═══ DATASET RECORDS
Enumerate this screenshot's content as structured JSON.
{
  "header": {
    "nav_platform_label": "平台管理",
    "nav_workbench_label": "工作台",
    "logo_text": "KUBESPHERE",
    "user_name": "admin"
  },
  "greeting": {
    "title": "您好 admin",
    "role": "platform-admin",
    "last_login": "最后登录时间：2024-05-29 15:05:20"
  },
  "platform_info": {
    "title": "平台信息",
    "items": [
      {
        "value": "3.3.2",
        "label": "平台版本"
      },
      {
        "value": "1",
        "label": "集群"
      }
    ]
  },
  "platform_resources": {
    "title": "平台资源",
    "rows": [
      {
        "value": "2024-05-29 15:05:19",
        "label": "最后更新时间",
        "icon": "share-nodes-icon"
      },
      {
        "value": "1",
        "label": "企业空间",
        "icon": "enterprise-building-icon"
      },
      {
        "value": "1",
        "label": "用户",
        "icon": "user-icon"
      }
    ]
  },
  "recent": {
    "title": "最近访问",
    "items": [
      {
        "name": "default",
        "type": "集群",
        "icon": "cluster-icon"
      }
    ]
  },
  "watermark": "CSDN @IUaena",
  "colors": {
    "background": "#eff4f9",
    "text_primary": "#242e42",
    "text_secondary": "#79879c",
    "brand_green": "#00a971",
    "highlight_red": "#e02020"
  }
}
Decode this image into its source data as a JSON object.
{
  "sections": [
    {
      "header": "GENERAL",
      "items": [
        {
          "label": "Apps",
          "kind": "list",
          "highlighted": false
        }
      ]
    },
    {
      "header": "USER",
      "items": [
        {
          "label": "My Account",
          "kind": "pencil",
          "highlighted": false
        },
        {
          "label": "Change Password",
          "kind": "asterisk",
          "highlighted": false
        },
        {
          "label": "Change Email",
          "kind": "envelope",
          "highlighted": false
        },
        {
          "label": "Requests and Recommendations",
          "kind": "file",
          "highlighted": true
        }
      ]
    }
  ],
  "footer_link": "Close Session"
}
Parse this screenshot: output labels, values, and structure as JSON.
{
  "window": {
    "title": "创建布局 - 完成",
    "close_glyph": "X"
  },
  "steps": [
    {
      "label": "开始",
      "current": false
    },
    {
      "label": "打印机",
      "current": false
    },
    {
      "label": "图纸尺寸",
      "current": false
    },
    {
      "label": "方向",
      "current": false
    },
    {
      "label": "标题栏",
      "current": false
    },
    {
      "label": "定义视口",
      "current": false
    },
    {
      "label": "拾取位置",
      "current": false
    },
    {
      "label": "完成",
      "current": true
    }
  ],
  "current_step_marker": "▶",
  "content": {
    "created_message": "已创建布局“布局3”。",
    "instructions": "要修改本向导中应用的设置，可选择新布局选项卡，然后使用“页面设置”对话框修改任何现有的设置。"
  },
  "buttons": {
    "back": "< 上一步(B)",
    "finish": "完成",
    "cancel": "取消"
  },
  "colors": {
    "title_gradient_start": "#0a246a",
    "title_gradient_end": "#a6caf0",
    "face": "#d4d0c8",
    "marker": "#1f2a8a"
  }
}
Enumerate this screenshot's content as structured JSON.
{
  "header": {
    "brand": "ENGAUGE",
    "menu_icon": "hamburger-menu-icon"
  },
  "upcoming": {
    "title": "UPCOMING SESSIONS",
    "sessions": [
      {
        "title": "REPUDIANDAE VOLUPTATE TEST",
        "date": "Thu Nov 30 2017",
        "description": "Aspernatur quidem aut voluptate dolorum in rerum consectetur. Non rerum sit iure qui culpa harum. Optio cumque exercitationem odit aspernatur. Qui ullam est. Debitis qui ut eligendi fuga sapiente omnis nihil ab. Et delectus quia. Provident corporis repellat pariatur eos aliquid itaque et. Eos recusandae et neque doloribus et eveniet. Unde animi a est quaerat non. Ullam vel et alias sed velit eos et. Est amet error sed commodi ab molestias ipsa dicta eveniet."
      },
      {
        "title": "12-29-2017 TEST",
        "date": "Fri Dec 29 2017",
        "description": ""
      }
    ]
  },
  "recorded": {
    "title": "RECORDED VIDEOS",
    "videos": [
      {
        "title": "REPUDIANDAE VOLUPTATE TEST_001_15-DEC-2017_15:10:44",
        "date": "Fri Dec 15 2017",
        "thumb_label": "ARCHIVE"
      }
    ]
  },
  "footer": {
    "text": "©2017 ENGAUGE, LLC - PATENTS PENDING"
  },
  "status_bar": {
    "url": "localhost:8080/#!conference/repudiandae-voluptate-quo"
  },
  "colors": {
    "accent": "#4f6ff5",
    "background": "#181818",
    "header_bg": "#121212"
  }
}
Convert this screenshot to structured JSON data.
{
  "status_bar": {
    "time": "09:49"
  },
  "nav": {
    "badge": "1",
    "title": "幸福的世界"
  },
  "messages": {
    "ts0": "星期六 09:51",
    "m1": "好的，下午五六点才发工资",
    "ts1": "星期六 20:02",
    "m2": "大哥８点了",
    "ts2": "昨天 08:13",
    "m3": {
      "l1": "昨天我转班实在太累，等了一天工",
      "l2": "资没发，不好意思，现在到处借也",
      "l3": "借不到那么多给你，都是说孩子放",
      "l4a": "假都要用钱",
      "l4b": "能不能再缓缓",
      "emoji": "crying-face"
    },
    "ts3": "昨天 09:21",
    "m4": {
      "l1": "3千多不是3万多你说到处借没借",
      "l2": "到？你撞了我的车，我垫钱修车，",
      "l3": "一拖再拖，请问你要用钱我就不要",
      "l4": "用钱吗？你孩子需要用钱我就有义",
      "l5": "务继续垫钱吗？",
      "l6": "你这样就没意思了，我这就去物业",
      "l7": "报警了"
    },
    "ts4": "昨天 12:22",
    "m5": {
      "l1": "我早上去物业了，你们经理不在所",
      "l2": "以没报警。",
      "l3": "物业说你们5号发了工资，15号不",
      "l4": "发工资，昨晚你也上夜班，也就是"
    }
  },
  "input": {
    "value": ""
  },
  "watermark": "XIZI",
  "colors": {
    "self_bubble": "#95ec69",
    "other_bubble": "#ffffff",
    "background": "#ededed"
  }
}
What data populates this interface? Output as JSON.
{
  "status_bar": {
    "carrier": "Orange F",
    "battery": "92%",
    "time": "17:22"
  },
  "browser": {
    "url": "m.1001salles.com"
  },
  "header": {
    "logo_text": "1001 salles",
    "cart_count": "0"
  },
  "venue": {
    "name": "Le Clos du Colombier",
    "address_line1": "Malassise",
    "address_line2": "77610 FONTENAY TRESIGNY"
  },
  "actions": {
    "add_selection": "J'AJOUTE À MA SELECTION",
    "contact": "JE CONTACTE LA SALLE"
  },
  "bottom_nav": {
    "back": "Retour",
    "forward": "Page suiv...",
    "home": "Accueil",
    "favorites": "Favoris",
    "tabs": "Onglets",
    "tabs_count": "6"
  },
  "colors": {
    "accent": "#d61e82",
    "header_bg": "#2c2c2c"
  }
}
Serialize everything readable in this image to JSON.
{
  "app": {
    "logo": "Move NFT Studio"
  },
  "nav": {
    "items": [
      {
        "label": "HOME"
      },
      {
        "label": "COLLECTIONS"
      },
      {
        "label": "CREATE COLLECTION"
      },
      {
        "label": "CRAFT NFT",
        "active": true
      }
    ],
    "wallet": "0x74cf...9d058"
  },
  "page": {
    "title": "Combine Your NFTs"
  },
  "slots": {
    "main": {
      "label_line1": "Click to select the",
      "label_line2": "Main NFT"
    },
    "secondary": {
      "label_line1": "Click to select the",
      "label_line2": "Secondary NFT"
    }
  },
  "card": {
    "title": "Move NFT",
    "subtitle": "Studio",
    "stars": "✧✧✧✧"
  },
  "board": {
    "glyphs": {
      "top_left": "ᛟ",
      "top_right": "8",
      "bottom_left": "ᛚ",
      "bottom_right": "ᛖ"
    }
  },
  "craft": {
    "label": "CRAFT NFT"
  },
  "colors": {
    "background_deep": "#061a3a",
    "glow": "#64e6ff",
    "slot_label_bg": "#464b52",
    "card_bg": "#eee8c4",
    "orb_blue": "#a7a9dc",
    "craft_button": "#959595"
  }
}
══════
> **PROBLEM TO WORK ON**:
Extract every line from the one containing "Serialize everything readable" to the end of the entries, including both of those lines, exactly as given and with nothing added.

> **OUTPUT FOR THIS TASK**:
Serialize everything readable in this image to JSON.
{
  "app": {
    "logo": "Move NFT Studio"
  },
  "nav": {
    "items": [
      {
        "label": "HOME"
      },
      {
        "label": "COLLECTIONS"
      },
      {
        "label": "CREATE COLLECTION"
      },
      {
        "label": "CRAFT NFT",
        "active": true
      }
    ],
    "wallet": "0x74cf...9d058"
  },
  "page": {
    "title": "Combine Your NFTs"
  },
  "slots": {
    "main": {
      "label_line1": "Click to select the",
      "label_line2": "Main NFT"
    },
    "secondary": {
      "label_line1": "Click to select the",
      "label_line2": "Secondary NFT"
    }
  },
  "card": {
    "title": "Move NFT",
    "subtitle": "Studio",
    "stars": "✧✧✧✧"
  },
  "board": {
    "glyphs": {
      "top_left": "ᛟ",
      "top_right": "8",
      "bottom_left": "ᛚ",
      "bottom_right": "ᛖ"
    }
  },
  "craft": {
    "label": "CRAFT NFT"
  },
  "colors": {
    "background_deep": "#061a3a",
    "glow": "#64e6ff",
    "slot_label_bg": "#464b52",
    "card_bg": "#eee8c4",
    "orb_blue": "#a7a9dc",
    "craft_button": "#959595"
  }
}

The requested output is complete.